* Extracted material *
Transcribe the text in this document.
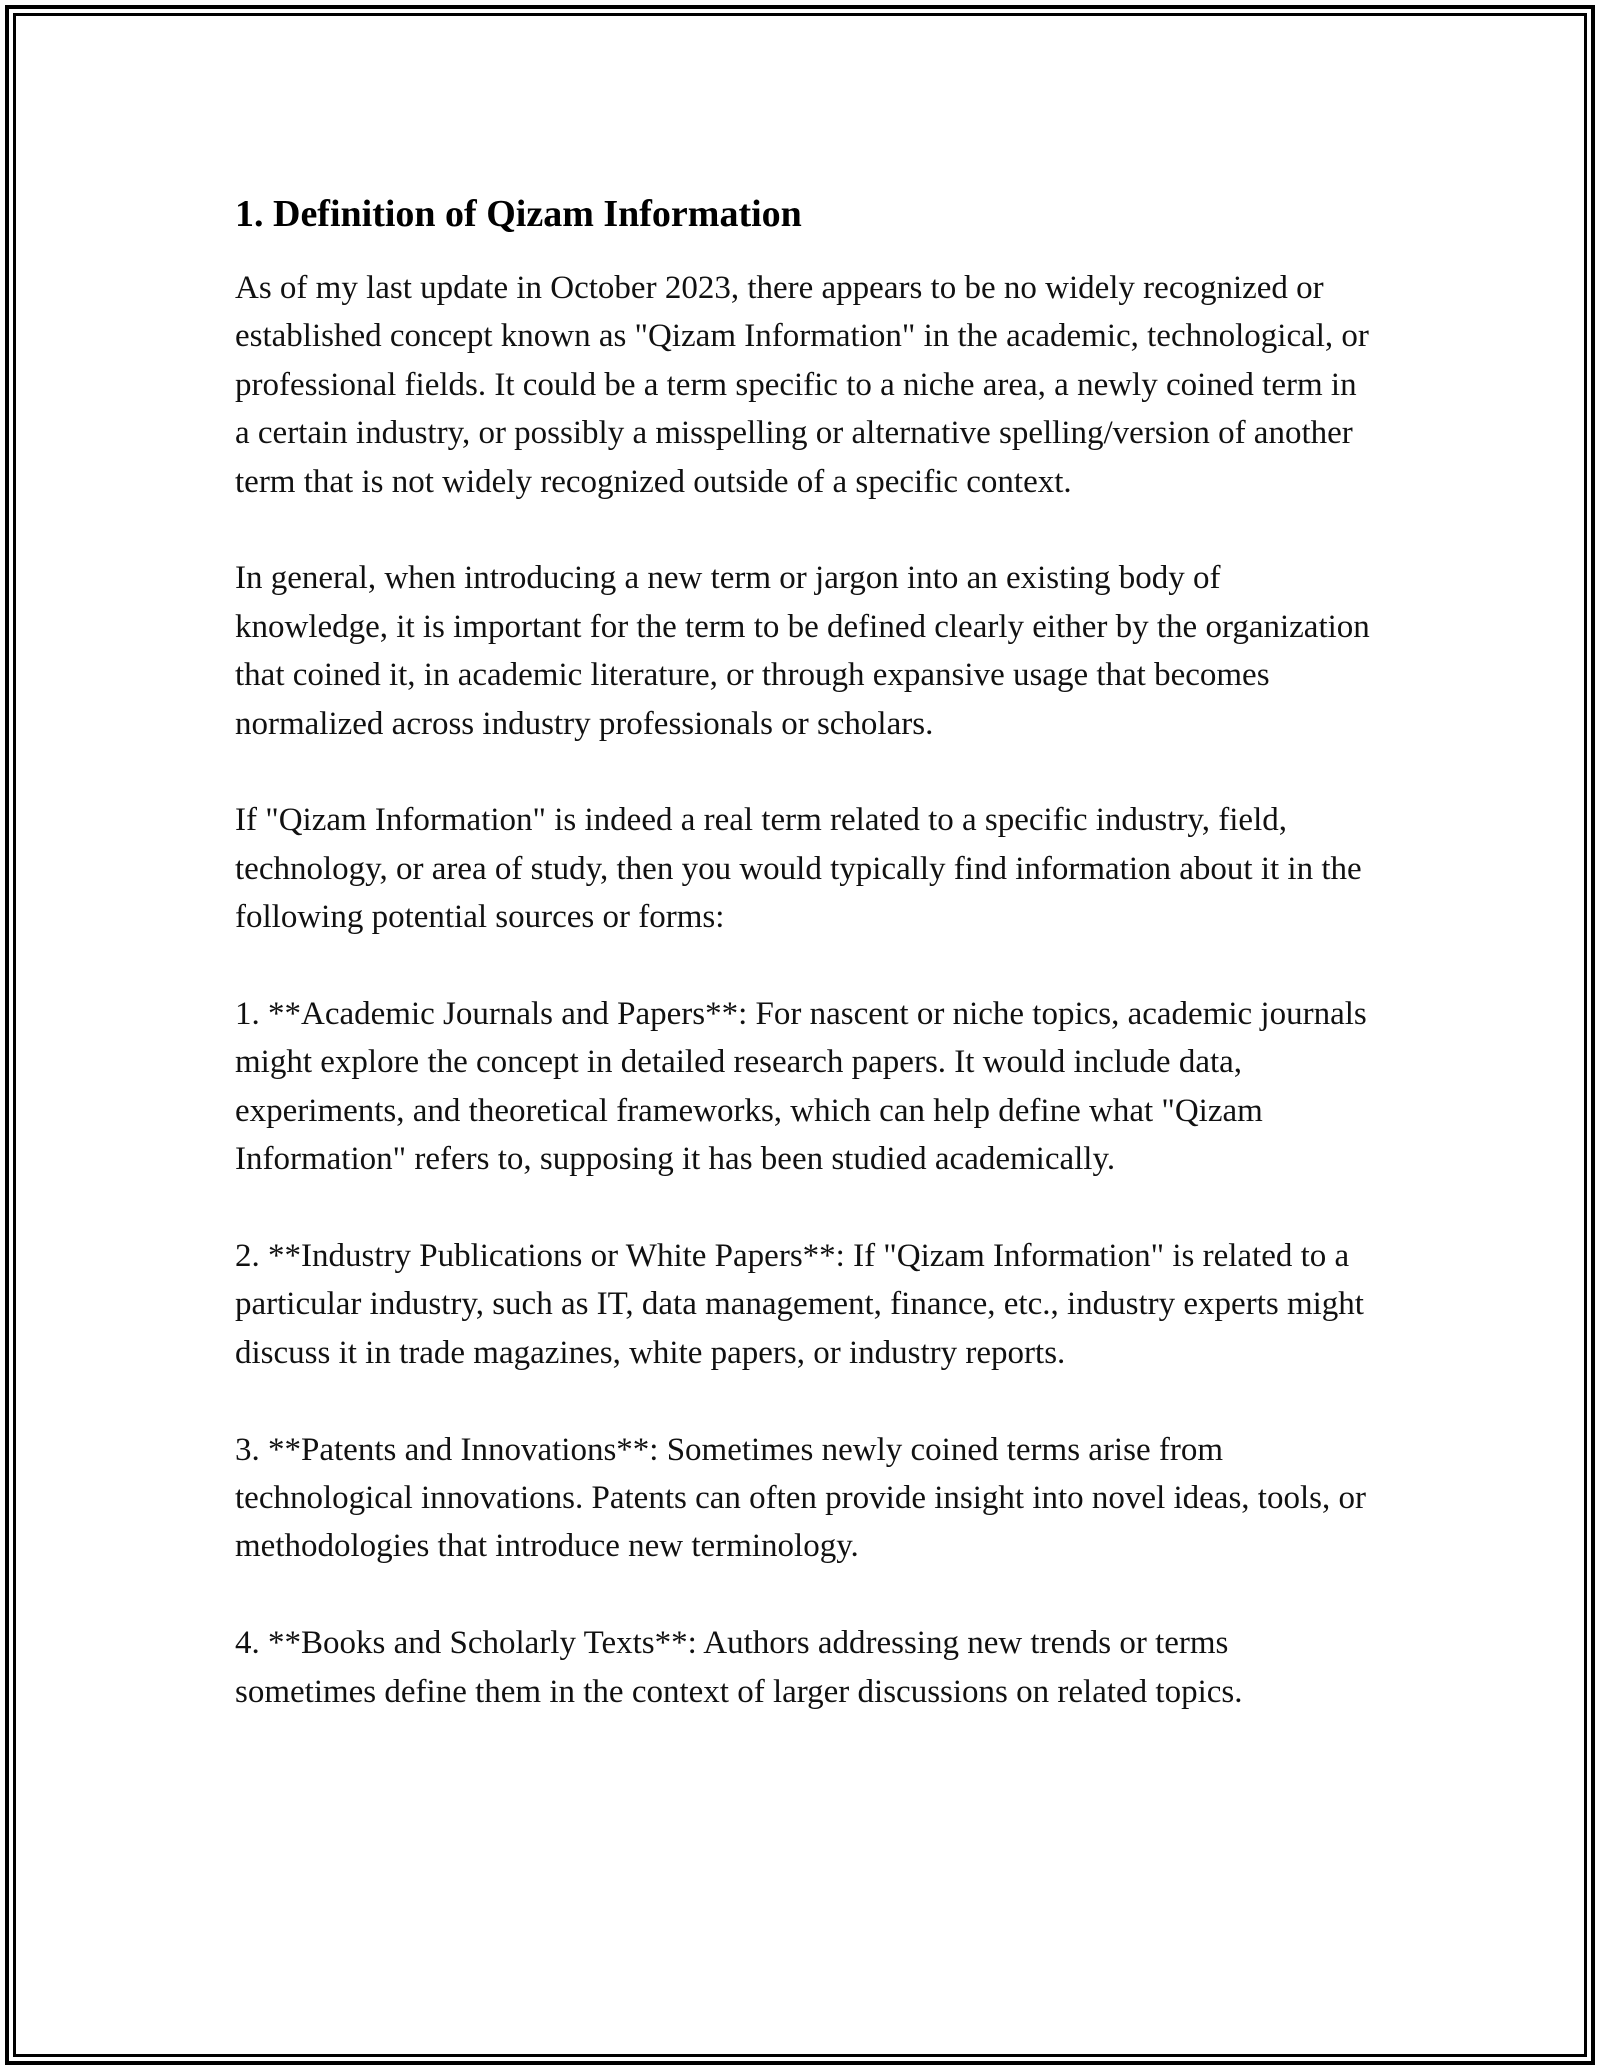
1. Definition of Qizam Information

As of my last update in October 2023, there appears to be no widely recognized or established concept known as "Qizam Information" in the academic, technological, or professional fields. It could be a term specific to a niche area, a newly coined term in a certain industry, or possibly a misspelling or alternative spelling/version of another term that is not widely recognized outside of a specific context.

In general, when introducing a new term or jargon into an existing body of knowledge, it is important for the term to be defined clearly either by the organization that coined it, in academic literature, or through expansive usage that becomes normalized across industry professionals or scholars.

If "Qizam Information" is indeed a real term related to a specific industry, field, technology, or area of study, then you would typically find information about it in the following potential sources or forms:

1. **Academic Journals and Papers**: For nascent or niche topics, academic journals might explore the concept in detailed research papers. It would include data, experiments, and theoretical frameworks, which can help define what "Qizam Information" refers to, supposing it has been studied academically.

2. **Industry Publications or White Papers**: If "Qizam Information" is related to a particular industry, such as IT, data management, finance, etc., industry experts might discuss it in trade magazines, white papers, or industry reports.

3. **Patents and Innovations**: Sometimes newly coined terms arise from technological innovations. Patents can often provide insight into novel ideas, tools, or methodologies that introduce new terminology.

4. **Books and Scholarly Texts**: Authors addressing new trends or terms sometimes define them in the context of larger discussions on related topics.
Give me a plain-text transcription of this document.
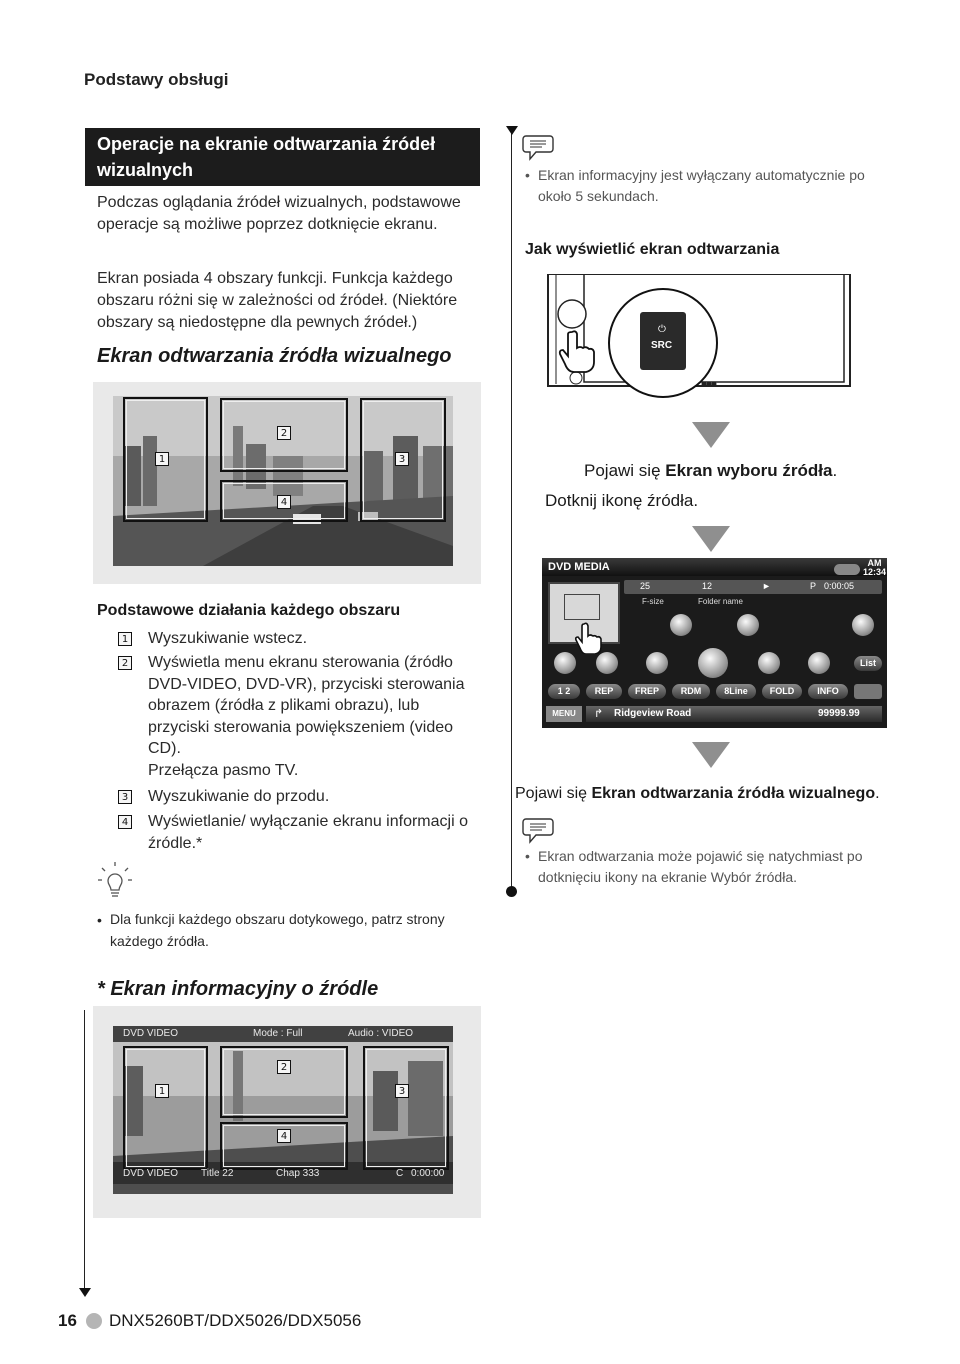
Podstawy obsługi
Operacje na ekranie odtwarzania źródeł wizualnych
Podczas oglądania źródeł wizualnych, podstawowe operacje są możliwe poprzez dotknięcie ekranu.
Ekran posiada 4 obszary funkcji. Funkcja każdego obszaru różni się w zależności od źródeł. (Niektóre obszary są niedostępne dla pewnych źródeł.)
Ekran odtwarzania źródła wizualnego
1
2
3
4
Podstawowe działania każdego obszaru
1 Wyszukiwanie wstecz.
2 Wyświetla menu ekranu sterowania (źródło DVD-VIDEO, DVD-VR), przyciski sterowania obrazem (źródła z plikami obrazu), lub przyciski sterowania powiększeniem (video CD).
Przełącza pasmo TV.
3 Wyszukiwanie do przodu.
4 Wyświetlanie/ wyłączanie ekranu informacji o źródle.*
• Dla funkcji każdego obszaru dotykowego, patrz strony każdego źródła.
* Ekran informacyjny o źródle
DVD VIDEO	Mode : Full	Audio : VIDEO
1
2
3
4
DVD VIDEO Title 22	Chap 333	C 0:00:00
• Ekran informacyjny jest wyłączany automatycznie po około 5 sekundach.
Jak wyświetlić ekran odtwarzania
⏻
SRC
Pojawi się Ekran wyboru źródła.
Dotknij ikonę źródła.
DVD MEDIA	AM
12:34
25	12	►	P 0:00:05
F-size	Folder name
List
1 2	REP	FREP	RDM	8Line	FOLD	INFO
MENU	↱ Ridgeview Road	99999.99
Pojawi się Ekran odtwarzania źródła wizualnego.
• Ekran odtwarzania może pojawić się natychmiast po dotknięciu ikony na ekranie Wybór źródła.
16 DNX5260BT/DDX5026/DDX5056
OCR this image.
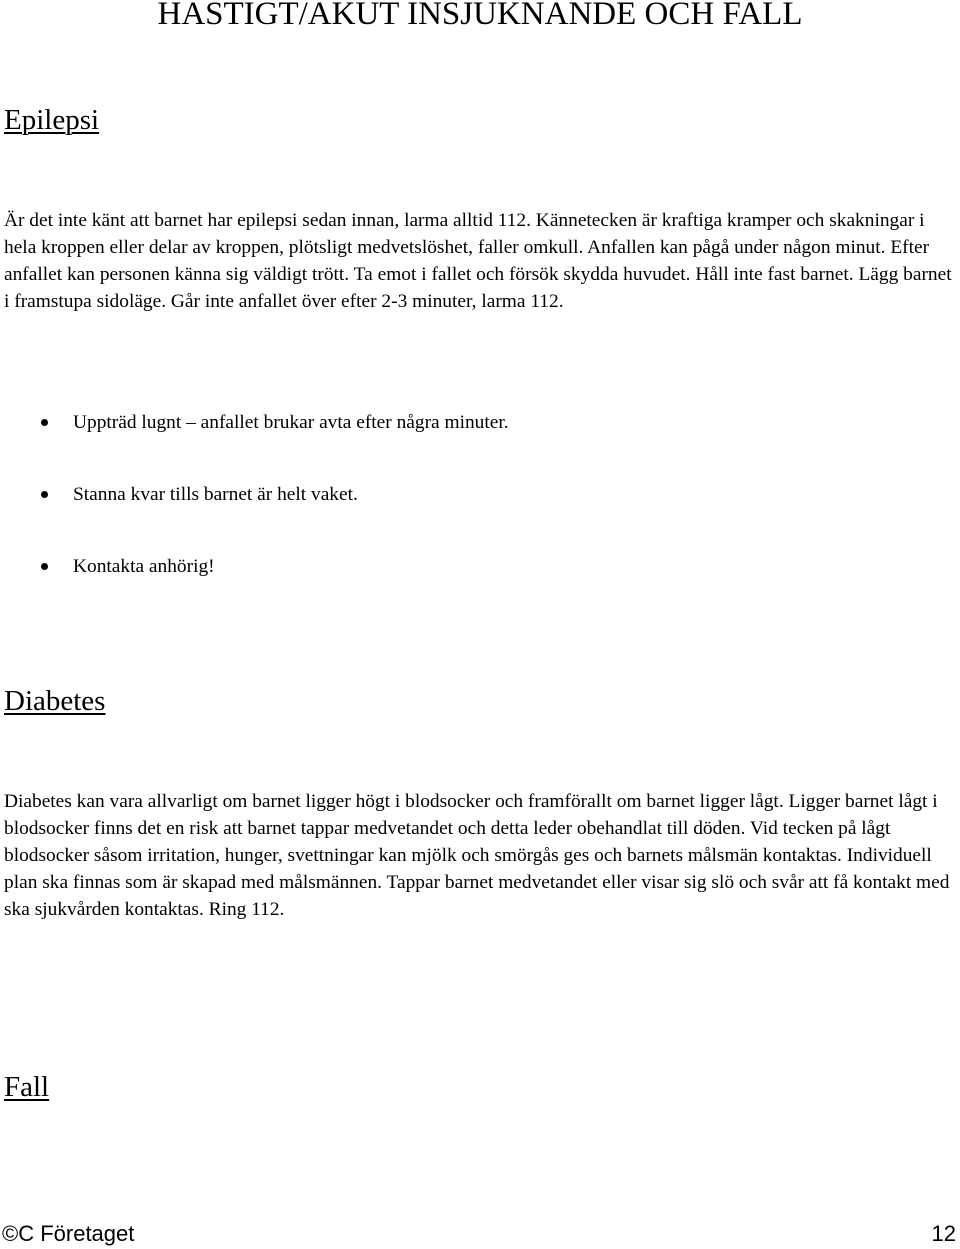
HASTIGT/AKUT INSJUKNANDE OCH FALL
Epilepsi

Är det inte känt att barnet har epilepsi sedan innan, larma alltid 112. Kännetecken är kraftiga kramper och skakningar i hela kroppen eller delar av kroppen, plötsligt medvetslöshet, faller omkull. Anfallen kan pågå under någon minut. Efter anfallet kan personen känna sig väldigt trött. Ta emot i fallet och försök skydda huvudet. Håll inte fast barnet. Lägg barnet i framstupa sidoläge. Går inte anfallet över efter 2-3 minuter, larma 112.

Uppträd lugnt – anfallet brukar avta efter några minuter.
Stanna kvar tills barnet är helt vaket.
Kontakta anhörig!
Diabetes

Diabetes kan vara allvarligt om barnet ligger högt i blodsocker och framförallt om barnet ligger lågt. Ligger barnet lågt i blodsocker finns det en risk att barnet tappar medvetandet och detta leder obehandlat till döden. Vid tecken på lågt blodsocker såsom irritation, hunger, svettningar kan mjölk och smörgås ges och barnets målsmän kontaktas. Individuell plan ska finnas som är skapad med målsmännen. Tappar barnet medvetandet eller visar sig slö och svår att få kontakt med ska sjukvården kontaktas. Ring 112.

Fall
©C Företaget	12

* What you need to do *
Reproduce the material above verbatim; omit every picture.

* Result of the exercise *
Transcribe the text in this document.
1. Definition of Qizam Information

As of my last update in October 2023, there appears to be no widely recognized or established concept known as "Qizam Information" in the academic, technological, or professional fields. It could be a term specific to a niche area, a newly coined term in a certain industry, or possibly a misspelling or alternative spelling/version of another term that is not widely recognized outside of a specific context.

In general, when introducing a new term or jargon into an existing body of knowledge, it is important for the term to be defined clearly either by the organization that coined it, in academic literature, or through expansive usage that becomes normalized across industry professionals or scholars.

If "Qizam Information" is indeed a real term related to a specific industry, field, technology, or area of study, then you would typically find information about it in the following potential sources or forms:

1. **Academic Journals and Papers**: For nascent or niche topics, academic journals might explore the concept in detailed research papers. It would include data, experiments, and theoretical frameworks, which can help define what "Qizam Information" refers to, supposing it has been studied academically.

2. **Industry Publications or White Papers**: If "Qizam Information" is related to a particular industry, such as IT, data management, finance, etc., industry experts might discuss it in trade magazines, white papers, or industry reports.

3. **Patents and Innovations**: Sometimes newly coined terms arise from technological innovations. Patents can often provide insight into novel ideas, tools, or methodologies that introduce new terminology.

4. **Books and Scholarly Texts**: Authors addressing new trends or terms sometimes define them in the context of larger discussions on related topics.
Give me a plain-text transcription of this document.
Podstawy obsługi
Operacje na ekranie odtwarzania źródeł wizualnych
Podczas oglądania źródeł wizualnych, podstawowe operacje są możliwe poprzez dotknięcie ekranu.
Ekran posiada 4 obszary funkcji. Funkcja każdego obszaru różni się w zależności od źródeł. (Niektóre obszary są niedostępne dla pewnych źródeł.)
Ekran odtwarzania źródła wizualnego
1
2
3
4
Podstawowe działania każdego obszaru
1 Wyszukiwanie wstecz.
2 Wyświetla menu ekranu sterowania (źródło DVD-VIDEO, DVD-VR), przyciski sterowania obrazem (źródła z plikami obrazu), lub przyciski sterowania powiększeniem (video CD).
Przełącza pasmo TV.
3 Wyszukiwanie do przodu.
4 Wyświetlanie/ wyłączanie ekranu informacji o źródle.*
• Dla funkcji każdego obszaru dotykowego, patrz strony każdego źródła.
* Ekran informacyjny o źródle
DVD VIDEO	Mode : Full	Audio : VIDEO
1
2
3
4
DVD VIDEO Title 22	Chap 333	C 0:00:00
• Ekran informacyjny jest wyłączany automatycznie po około 5 sekundach.
Jak wyświetlić ekran odtwarzania
⏻
SRC
Pojawi się Ekran wyboru źródła.
Dotknij ikonę źródła.
DVD MEDIA	AM
12:34
25	12	►	P 0:00:05
F-size	Folder name
List
1 2	REP	FREP	RDM	8Line	FOLD	INFO
MENU	↱ Ridgeview Road	99999.99
Pojawi się Ekran odtwarzania źródła wizualnego.
• Ekran odtwarzania może pojawić się natychmiast po dotknięciu ikony na ekranie Wybór źródła.
16 DNX5260BT/DDX5026/DDX5056
OCR this image.
HASTIGT/AKUT INSJUKNANDE OCH FALL
Epilepsi

Är det inte känt att barnet har epilepsi sedan innan, larma alltid 112. Kännetecken är kraftiga kramper och skakningar i hela kroppen eller delar av kroppen, plötsligt medvetslöshet, faller omkull. Anfallen kan pågå under någon minut. Efter anfallet kan personen känna sig väldigt trött. Ta emot i fallet och försök skydda huvudet. Håll inte fast barnet. Lägg barnet i framstupa sidoläge. Går inte anfallet över efter 2-3 minuter, larma 112.

Uppträd lugnt – anfallet brukar avta efter några minuter.
Stanna kvar tills barnet är helt vaket.
Kontakta anhörig!
Diabetes

Diabetes kan vara allvarligt om barnet ligger högt i blodsocker och framförallt om barnet ligger lågt. Ligger barnet lågt i blodsocker finns det en risk att barnet tappar medvetandet och detta leder obehandlat till döden. Vid tecken på lågt blodsocker såsom irritation, hunger, svettningar kan mjölk och smörgås ges och barnets målsmän kontaktas. Individuell plan ska finnas som är skapad med målsmännen. Tappar barnet medvetandet eller visar sig slö och svår att få kontakt med ska sjukvården kontaktas. Ring 112.

Fall
©C Företaget	12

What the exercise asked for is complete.